▸ Dataset excerpts:
---+---

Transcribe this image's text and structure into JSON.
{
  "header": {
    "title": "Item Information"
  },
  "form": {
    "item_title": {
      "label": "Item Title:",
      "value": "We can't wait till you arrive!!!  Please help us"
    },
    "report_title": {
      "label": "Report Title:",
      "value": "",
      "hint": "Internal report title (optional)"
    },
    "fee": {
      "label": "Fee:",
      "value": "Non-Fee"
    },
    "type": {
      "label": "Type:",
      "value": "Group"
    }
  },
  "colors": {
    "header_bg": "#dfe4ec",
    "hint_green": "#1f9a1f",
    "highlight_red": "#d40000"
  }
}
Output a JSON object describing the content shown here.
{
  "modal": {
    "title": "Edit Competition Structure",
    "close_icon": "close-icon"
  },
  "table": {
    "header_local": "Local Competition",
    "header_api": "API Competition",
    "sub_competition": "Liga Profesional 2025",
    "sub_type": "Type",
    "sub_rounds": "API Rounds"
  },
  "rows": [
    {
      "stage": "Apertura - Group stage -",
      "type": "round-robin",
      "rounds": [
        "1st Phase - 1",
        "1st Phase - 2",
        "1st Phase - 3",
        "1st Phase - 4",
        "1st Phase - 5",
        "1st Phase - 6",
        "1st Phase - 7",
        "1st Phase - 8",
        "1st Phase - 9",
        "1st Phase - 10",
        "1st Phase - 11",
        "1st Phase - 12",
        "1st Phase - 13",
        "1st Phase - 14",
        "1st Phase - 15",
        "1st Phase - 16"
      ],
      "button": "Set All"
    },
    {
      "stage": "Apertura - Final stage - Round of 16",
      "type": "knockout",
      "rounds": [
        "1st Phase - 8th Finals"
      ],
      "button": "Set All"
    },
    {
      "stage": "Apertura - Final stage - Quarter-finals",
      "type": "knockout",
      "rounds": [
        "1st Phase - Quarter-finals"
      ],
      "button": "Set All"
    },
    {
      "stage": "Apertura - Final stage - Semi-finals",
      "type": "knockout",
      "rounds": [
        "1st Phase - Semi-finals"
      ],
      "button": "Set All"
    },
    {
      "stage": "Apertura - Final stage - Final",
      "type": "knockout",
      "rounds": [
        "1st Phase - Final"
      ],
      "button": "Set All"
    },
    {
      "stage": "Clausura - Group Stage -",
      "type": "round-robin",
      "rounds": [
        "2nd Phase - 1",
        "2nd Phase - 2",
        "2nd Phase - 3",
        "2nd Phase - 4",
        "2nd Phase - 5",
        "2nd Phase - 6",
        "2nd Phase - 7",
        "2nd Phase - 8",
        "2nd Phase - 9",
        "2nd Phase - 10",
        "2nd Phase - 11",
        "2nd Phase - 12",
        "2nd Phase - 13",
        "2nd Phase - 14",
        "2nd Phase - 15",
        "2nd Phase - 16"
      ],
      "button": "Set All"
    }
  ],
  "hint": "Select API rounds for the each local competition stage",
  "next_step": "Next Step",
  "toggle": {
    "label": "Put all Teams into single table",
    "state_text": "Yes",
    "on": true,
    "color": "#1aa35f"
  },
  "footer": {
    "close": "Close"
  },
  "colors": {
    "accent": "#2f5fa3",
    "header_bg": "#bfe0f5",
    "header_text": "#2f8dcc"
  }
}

---+---

▸ EXERCISE DIRECTIONS: Check each line of the entries above for the word "label". List the ones that have it.

▸ FINAL RESULT:
      "label": "Item Title:",
      "label": "Report Title:",
      "label": "Fee:",
      "label": "Type:",
    "label": "Put all Teams into single table",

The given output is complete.